> _TASK TO COMPLETE_
Identify the lines that contain the word "smid", then copy them.
--- Start of DATA PROVIDED ---
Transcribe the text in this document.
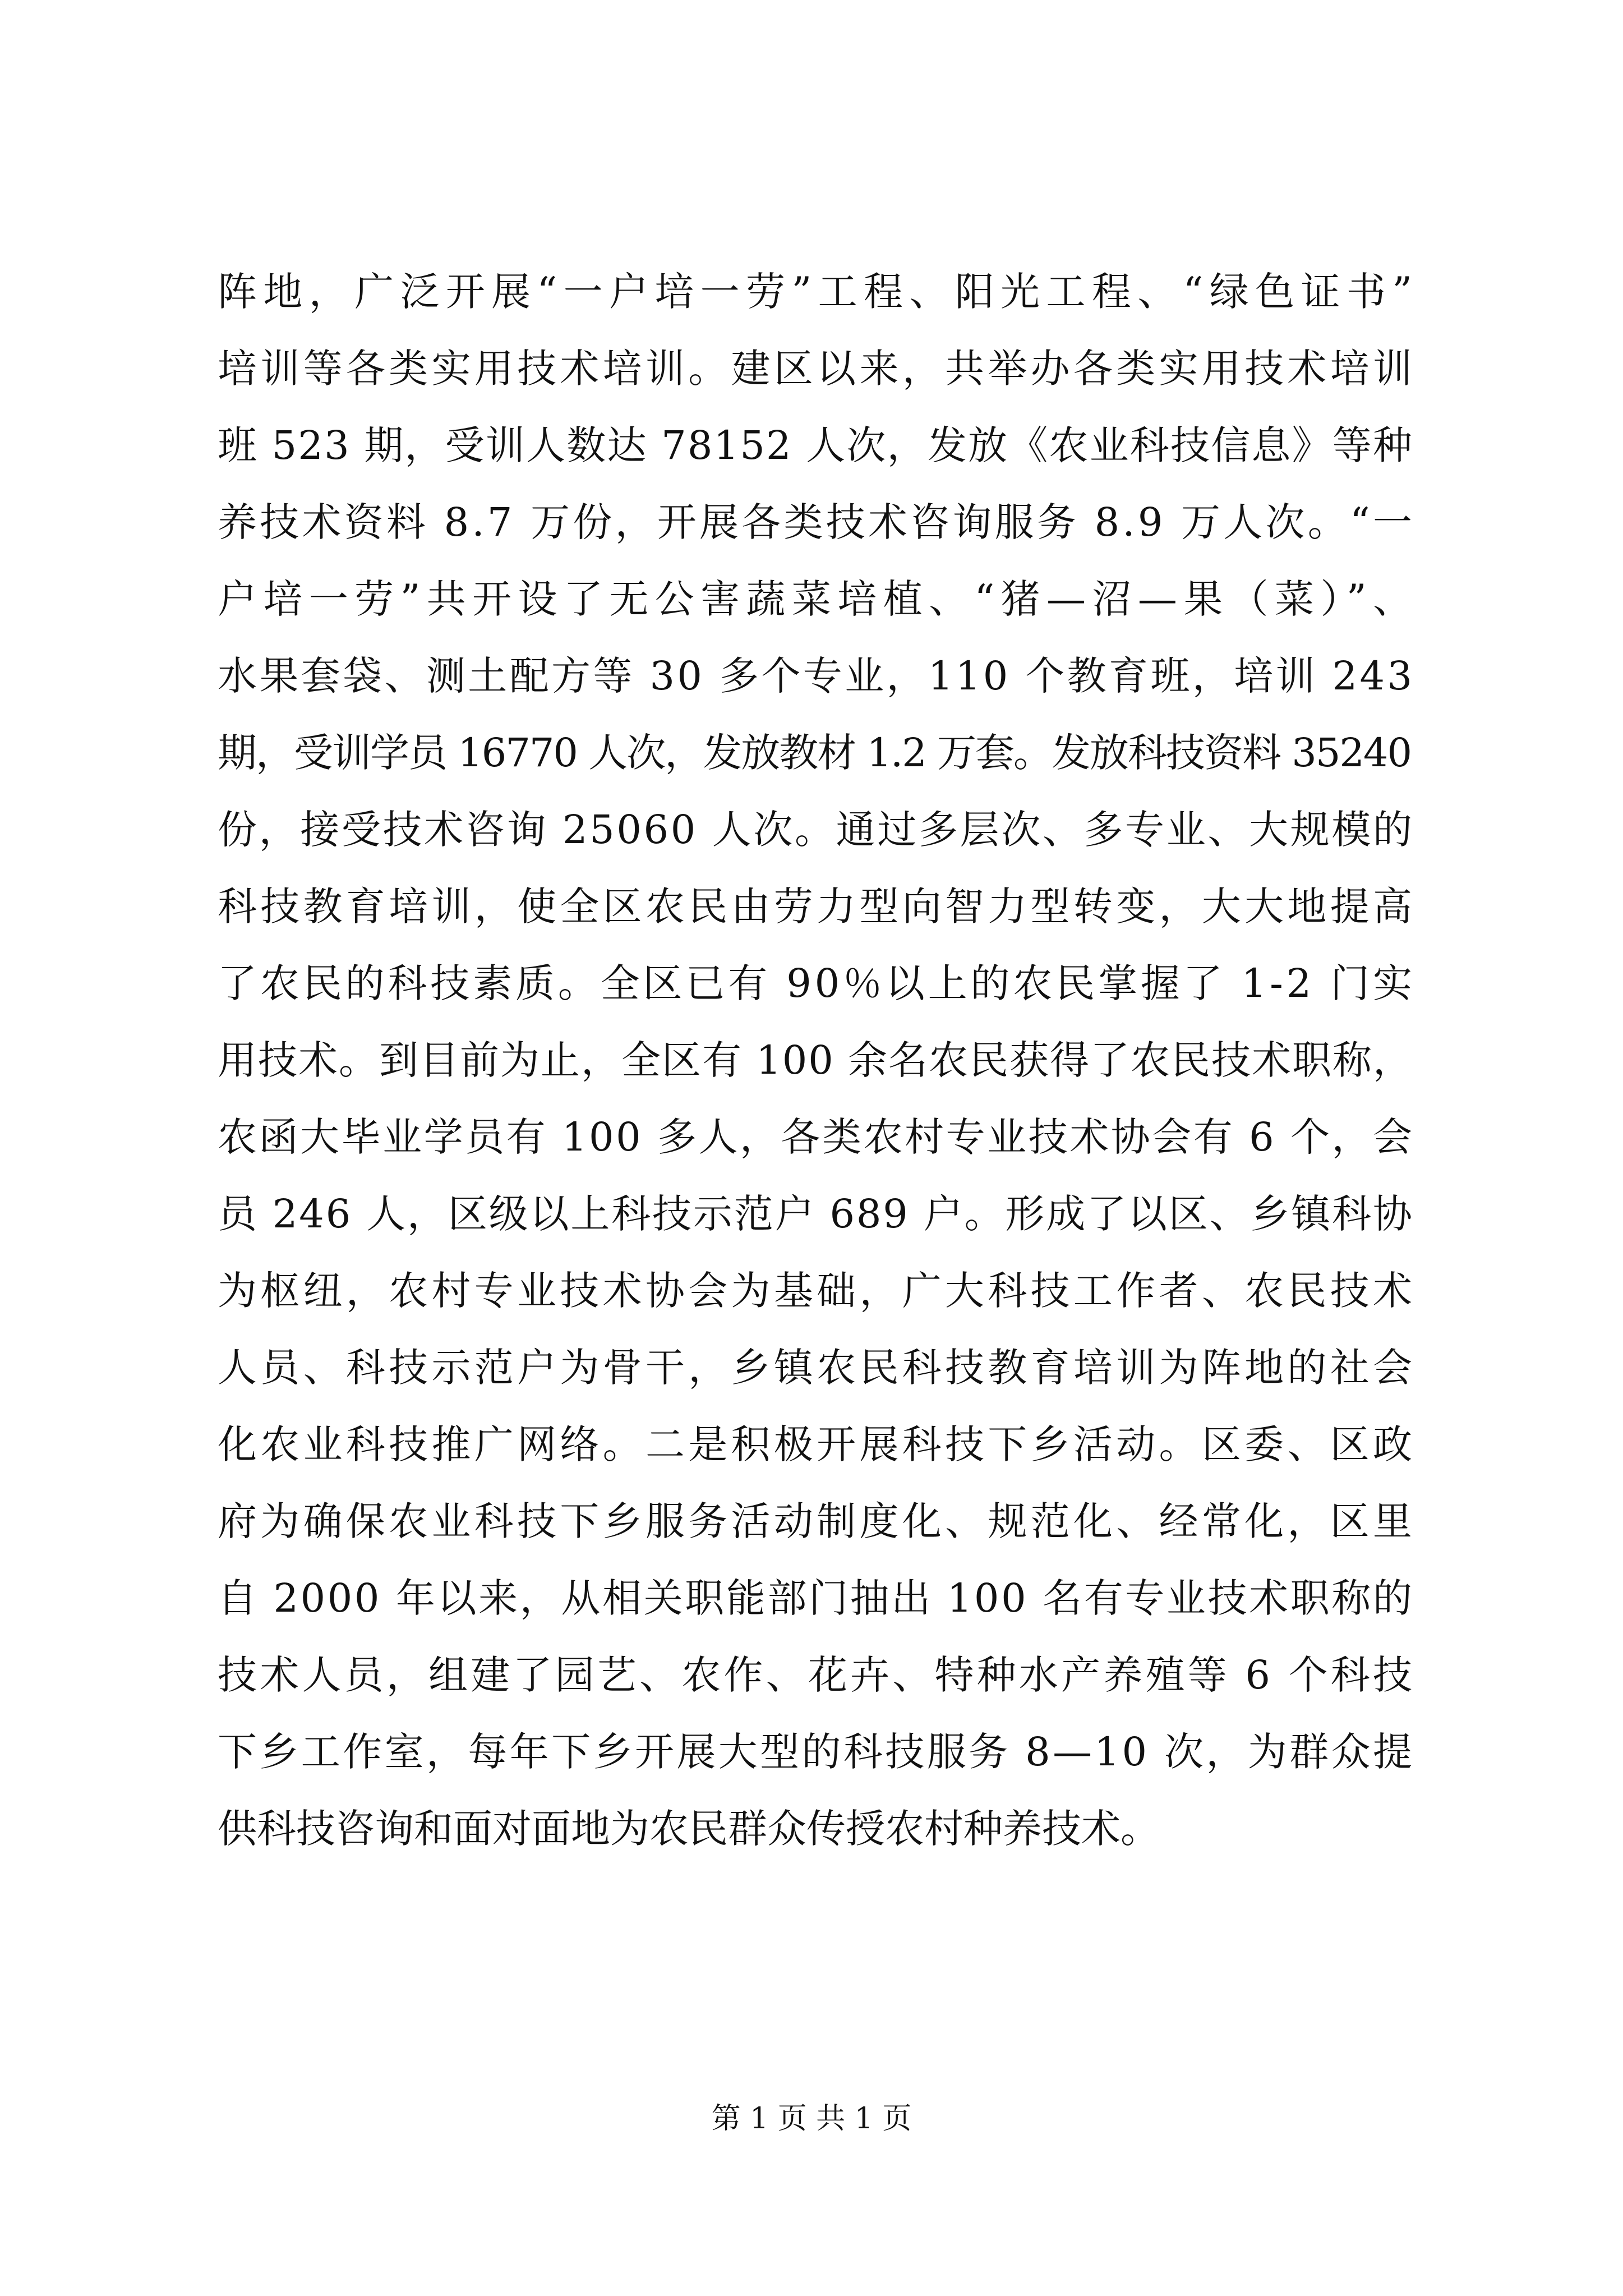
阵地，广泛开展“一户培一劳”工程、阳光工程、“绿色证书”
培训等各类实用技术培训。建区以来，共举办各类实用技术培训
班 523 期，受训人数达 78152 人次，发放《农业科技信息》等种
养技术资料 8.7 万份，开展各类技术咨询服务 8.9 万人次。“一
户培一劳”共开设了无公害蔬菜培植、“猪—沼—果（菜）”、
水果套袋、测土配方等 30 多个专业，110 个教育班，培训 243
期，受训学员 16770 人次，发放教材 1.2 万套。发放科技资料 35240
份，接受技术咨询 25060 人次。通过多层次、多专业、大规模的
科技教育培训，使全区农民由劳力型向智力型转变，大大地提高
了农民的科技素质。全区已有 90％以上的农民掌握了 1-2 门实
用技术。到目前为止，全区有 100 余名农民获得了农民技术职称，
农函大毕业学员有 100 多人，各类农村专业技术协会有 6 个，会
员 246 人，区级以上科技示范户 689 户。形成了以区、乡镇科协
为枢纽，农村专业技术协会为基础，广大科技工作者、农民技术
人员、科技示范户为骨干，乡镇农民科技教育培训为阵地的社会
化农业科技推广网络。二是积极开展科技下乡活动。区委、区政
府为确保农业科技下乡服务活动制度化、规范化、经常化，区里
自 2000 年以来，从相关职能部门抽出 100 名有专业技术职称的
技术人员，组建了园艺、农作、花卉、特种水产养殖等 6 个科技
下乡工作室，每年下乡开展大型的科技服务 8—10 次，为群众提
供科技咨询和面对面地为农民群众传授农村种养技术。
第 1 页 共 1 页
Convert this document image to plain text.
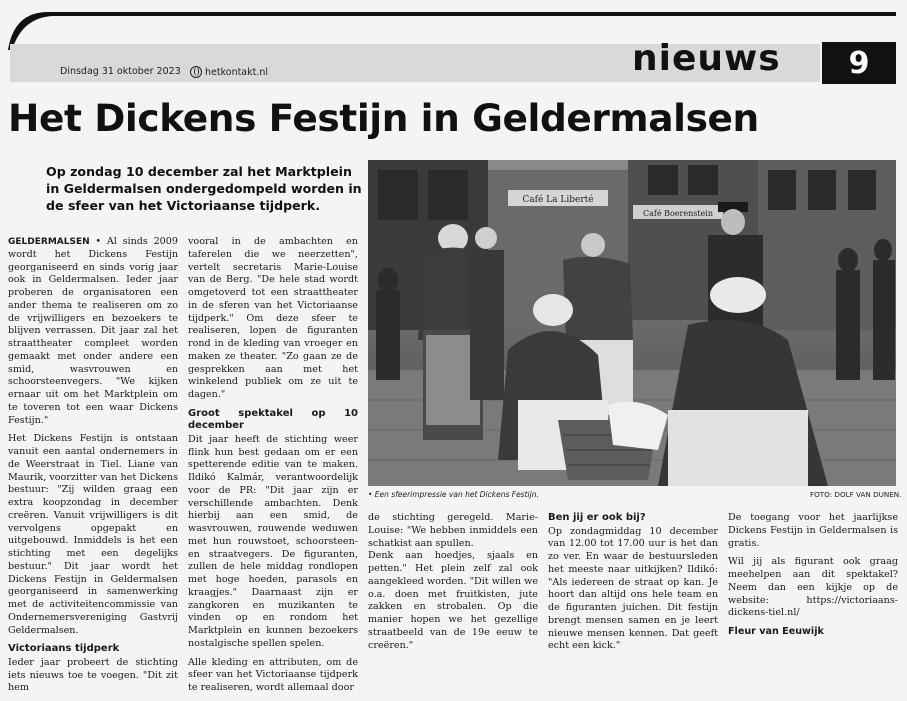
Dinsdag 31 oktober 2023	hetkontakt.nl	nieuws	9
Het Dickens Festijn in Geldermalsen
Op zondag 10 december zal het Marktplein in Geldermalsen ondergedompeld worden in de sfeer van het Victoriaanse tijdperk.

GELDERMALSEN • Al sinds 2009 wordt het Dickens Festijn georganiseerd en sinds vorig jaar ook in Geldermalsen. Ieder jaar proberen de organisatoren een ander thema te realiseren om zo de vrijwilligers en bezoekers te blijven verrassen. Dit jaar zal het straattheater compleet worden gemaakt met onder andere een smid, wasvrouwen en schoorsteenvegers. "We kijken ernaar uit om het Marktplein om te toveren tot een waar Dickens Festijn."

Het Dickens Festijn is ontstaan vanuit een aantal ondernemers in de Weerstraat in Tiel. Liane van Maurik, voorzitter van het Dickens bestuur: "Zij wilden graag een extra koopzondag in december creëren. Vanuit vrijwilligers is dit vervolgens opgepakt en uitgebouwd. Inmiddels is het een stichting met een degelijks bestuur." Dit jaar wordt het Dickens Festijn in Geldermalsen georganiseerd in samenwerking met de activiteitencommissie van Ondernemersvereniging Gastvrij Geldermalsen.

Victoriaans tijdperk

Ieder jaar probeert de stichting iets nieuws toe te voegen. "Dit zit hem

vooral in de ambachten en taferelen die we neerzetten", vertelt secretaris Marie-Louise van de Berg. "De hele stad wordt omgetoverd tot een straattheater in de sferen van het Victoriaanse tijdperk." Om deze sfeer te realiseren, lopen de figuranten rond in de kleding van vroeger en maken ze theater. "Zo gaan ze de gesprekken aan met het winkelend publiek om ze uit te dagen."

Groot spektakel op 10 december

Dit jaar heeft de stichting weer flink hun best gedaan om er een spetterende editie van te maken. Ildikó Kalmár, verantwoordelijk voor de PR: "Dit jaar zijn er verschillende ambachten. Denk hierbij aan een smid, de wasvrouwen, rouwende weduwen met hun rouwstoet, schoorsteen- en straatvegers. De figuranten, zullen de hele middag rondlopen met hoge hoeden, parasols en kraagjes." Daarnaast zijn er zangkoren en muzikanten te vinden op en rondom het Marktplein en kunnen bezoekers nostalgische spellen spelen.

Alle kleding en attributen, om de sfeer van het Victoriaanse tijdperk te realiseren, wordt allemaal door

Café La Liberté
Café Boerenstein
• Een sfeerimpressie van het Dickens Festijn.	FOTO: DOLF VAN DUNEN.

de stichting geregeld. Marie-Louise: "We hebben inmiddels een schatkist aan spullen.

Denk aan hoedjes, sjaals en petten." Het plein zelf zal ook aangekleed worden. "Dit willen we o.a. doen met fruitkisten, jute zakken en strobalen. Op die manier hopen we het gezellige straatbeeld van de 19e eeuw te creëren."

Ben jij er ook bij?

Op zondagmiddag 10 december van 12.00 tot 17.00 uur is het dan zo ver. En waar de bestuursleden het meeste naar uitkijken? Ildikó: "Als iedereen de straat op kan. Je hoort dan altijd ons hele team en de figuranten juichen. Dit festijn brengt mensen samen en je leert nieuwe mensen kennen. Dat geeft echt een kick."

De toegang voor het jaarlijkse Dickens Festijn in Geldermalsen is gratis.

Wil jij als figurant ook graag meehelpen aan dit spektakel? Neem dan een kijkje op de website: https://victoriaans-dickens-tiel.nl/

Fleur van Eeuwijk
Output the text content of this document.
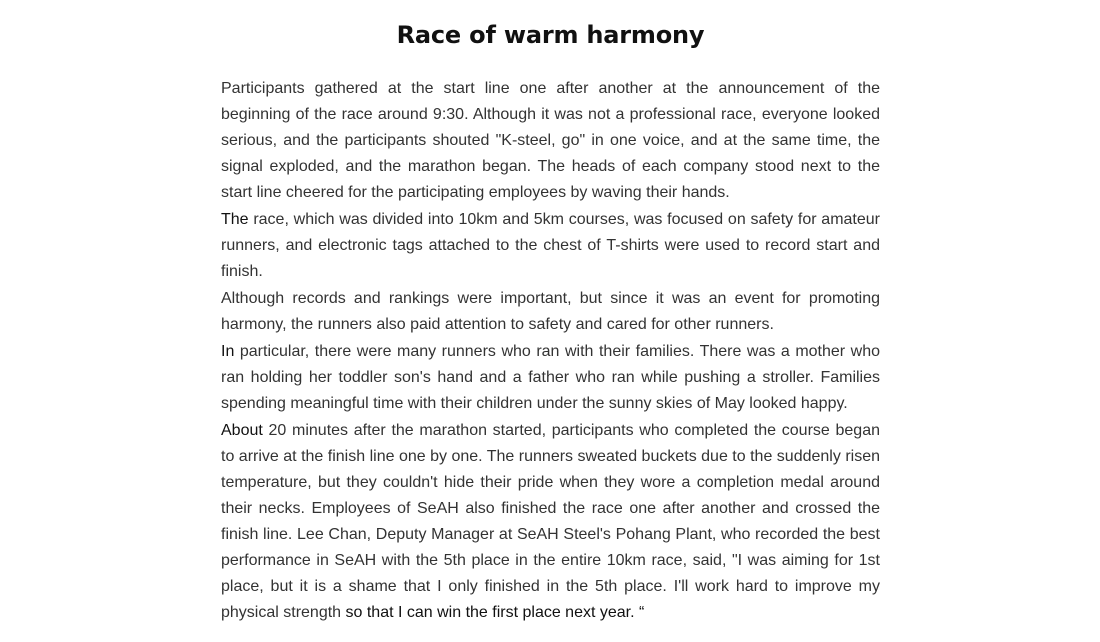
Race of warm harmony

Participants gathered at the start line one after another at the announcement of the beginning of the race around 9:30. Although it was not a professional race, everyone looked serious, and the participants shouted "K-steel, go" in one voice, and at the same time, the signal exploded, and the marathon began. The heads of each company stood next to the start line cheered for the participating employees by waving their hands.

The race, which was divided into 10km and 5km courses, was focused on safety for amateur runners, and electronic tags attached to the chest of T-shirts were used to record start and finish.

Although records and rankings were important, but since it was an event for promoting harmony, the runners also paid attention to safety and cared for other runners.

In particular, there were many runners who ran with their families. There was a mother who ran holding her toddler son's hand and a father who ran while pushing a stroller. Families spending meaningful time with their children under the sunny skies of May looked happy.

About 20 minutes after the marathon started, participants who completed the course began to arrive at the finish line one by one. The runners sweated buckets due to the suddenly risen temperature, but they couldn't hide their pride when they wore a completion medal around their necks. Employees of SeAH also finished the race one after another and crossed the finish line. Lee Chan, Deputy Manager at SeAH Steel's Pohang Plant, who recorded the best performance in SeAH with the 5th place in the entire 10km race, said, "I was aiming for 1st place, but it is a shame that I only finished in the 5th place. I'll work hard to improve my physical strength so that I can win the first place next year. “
--- End of DATA PROVIDED ---
> _RESULT BELOW_
GELDERMALSEN • Al sinds 2009 wordt het Dickens Festijn georganiseerd en sinds vorig jaar ook in Geldermalsen. Ieder jaar proberen de organisatoren een ander thema te realiseren om zo de vrijwilligers en bezoekers te blijven verrassen. Dit jaar zal het straattheater compleet worden gemaakt met onder andere een smid, wasvrouwen en schoorsteenvegers. "We kijken ernaar uit om het Marktplein om te toveren tot een waar Dickens Festijn."
Dit jaar heeft de stichting weer flink hun best gedaan om er een spetterende editie van te maken. Ildikó Kalmár, verantwoordelijk voor de PR: "Dit jaar zijn er verschillende ambachten. Denk hierbij aan een smid, de wasvrouwen, rouwende weduwen met hun rouwstoet, schoorsteen- en straatvegers. De figuranten, zullen de hele middag rondlopen met hoge hoeden, parasols en kraagjes." Daarnaast zijn er zangkoren en muzikanten te vinden op en rondom het Marktplein en kunnen bezoekers nostalgische spellen spelen.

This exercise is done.